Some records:
************
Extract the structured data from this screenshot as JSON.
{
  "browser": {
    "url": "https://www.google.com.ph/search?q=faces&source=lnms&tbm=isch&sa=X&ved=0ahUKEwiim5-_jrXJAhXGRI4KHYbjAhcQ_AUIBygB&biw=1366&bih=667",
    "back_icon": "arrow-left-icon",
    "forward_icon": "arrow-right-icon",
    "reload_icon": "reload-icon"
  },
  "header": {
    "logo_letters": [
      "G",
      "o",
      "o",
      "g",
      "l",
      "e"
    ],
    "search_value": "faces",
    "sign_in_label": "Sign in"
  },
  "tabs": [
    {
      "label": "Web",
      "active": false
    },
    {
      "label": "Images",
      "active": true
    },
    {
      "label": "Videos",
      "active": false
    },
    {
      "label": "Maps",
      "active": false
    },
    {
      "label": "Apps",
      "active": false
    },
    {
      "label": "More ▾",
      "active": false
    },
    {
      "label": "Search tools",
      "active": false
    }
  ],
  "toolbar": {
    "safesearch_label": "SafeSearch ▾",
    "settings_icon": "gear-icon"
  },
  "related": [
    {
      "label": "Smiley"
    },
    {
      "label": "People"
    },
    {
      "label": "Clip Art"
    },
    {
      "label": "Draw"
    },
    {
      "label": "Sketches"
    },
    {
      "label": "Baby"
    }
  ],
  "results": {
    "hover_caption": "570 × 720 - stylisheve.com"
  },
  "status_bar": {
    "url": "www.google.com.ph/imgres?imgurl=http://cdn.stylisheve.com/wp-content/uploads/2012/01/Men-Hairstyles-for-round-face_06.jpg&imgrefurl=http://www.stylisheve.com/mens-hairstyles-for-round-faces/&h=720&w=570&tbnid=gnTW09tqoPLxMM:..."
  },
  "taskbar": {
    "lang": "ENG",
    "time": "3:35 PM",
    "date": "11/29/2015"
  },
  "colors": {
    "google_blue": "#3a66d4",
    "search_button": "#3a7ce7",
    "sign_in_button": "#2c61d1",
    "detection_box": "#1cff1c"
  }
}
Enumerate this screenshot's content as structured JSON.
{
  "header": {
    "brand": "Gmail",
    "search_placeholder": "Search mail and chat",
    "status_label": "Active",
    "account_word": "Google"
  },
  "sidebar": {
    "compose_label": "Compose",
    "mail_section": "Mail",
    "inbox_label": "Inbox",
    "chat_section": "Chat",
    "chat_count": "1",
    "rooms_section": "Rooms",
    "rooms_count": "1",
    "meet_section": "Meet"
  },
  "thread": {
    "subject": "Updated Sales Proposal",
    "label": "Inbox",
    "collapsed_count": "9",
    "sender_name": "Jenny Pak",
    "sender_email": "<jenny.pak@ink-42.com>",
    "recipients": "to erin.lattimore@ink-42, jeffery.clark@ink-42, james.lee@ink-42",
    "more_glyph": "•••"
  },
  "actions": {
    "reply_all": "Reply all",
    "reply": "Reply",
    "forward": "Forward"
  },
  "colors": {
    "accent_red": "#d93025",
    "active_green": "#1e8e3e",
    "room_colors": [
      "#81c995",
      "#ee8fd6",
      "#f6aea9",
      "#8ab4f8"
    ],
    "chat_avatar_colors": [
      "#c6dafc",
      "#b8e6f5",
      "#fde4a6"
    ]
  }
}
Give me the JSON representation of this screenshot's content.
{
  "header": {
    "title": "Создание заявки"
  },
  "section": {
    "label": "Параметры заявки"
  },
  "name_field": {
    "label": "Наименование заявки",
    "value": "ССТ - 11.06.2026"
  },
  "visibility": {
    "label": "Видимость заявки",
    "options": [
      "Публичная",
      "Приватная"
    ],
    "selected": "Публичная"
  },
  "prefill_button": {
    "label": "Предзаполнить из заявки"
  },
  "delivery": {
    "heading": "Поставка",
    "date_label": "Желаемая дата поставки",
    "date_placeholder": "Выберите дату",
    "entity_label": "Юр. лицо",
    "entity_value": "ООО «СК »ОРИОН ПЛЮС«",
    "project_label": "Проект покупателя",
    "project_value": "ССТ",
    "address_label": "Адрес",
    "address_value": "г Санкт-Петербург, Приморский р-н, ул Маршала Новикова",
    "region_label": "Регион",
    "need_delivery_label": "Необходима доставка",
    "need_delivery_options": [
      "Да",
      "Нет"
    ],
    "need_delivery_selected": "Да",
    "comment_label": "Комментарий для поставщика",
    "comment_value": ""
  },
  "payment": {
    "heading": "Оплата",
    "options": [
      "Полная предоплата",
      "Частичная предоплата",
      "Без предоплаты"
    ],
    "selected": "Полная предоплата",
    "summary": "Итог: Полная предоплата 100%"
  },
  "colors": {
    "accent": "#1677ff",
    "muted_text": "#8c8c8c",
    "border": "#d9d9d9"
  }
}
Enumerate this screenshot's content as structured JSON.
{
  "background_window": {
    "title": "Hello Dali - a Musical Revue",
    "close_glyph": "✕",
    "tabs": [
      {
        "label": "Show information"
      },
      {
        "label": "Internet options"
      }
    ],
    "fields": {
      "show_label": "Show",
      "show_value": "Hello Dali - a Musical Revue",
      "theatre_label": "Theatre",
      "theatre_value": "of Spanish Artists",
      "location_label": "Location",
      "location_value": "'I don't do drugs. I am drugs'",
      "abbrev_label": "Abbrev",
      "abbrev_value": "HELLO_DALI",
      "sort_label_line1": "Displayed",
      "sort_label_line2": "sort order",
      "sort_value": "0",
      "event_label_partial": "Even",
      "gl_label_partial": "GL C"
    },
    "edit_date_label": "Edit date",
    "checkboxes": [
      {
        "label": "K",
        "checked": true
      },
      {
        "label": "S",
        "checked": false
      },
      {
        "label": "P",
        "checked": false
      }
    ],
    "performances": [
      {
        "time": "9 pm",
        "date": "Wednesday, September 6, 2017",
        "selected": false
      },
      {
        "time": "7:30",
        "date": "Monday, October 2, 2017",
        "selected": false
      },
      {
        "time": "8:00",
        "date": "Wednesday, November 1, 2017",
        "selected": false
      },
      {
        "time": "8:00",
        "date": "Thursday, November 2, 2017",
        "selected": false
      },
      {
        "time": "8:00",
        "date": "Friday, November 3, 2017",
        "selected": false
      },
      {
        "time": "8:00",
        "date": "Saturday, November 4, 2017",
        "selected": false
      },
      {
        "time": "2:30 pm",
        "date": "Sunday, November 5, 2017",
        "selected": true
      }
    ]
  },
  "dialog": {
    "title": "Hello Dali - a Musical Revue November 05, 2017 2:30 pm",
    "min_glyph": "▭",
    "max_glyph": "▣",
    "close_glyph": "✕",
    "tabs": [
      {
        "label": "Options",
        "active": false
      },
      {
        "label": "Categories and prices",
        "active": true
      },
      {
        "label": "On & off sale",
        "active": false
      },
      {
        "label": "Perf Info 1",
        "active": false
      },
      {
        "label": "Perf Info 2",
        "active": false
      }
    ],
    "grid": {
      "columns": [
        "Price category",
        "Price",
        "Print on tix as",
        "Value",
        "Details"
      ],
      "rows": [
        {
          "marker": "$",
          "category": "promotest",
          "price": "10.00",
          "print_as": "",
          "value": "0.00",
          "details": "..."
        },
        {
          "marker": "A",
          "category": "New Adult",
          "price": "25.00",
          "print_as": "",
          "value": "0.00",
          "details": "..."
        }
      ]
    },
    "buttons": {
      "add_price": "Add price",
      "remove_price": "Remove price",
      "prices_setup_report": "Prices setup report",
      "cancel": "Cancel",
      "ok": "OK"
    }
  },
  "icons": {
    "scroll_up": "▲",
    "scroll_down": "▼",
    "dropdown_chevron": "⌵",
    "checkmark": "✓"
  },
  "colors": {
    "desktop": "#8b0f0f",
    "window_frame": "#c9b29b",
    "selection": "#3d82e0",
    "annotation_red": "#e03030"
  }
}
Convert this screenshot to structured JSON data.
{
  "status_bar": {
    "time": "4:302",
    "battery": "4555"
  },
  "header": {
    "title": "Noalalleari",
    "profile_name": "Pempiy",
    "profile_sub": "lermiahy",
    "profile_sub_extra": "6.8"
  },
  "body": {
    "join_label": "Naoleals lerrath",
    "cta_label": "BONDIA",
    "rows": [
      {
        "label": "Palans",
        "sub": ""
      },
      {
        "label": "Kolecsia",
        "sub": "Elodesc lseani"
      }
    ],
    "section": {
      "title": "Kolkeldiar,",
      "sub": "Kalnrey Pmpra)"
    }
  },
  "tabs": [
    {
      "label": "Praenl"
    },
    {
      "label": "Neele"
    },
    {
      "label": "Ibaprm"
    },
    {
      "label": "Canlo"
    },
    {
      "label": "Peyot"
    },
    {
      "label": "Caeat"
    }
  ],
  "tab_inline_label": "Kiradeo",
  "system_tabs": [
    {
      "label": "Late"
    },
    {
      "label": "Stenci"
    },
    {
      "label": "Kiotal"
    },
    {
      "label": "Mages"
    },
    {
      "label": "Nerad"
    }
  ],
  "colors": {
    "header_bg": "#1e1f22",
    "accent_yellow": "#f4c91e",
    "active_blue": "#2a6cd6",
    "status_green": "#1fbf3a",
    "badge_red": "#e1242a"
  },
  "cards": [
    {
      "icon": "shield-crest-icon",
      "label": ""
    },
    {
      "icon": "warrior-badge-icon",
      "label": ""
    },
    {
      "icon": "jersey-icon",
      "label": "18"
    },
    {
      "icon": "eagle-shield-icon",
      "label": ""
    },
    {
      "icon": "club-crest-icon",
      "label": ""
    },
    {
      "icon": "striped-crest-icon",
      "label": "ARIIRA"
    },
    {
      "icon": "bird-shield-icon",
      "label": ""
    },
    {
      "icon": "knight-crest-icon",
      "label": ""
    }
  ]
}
************
● **What you need to do**: All lines above with "data" in them should be returned.

● **The response**:
Extract the structured data from this screenshot as JSON.
Convert this screenshot to structured JSON data.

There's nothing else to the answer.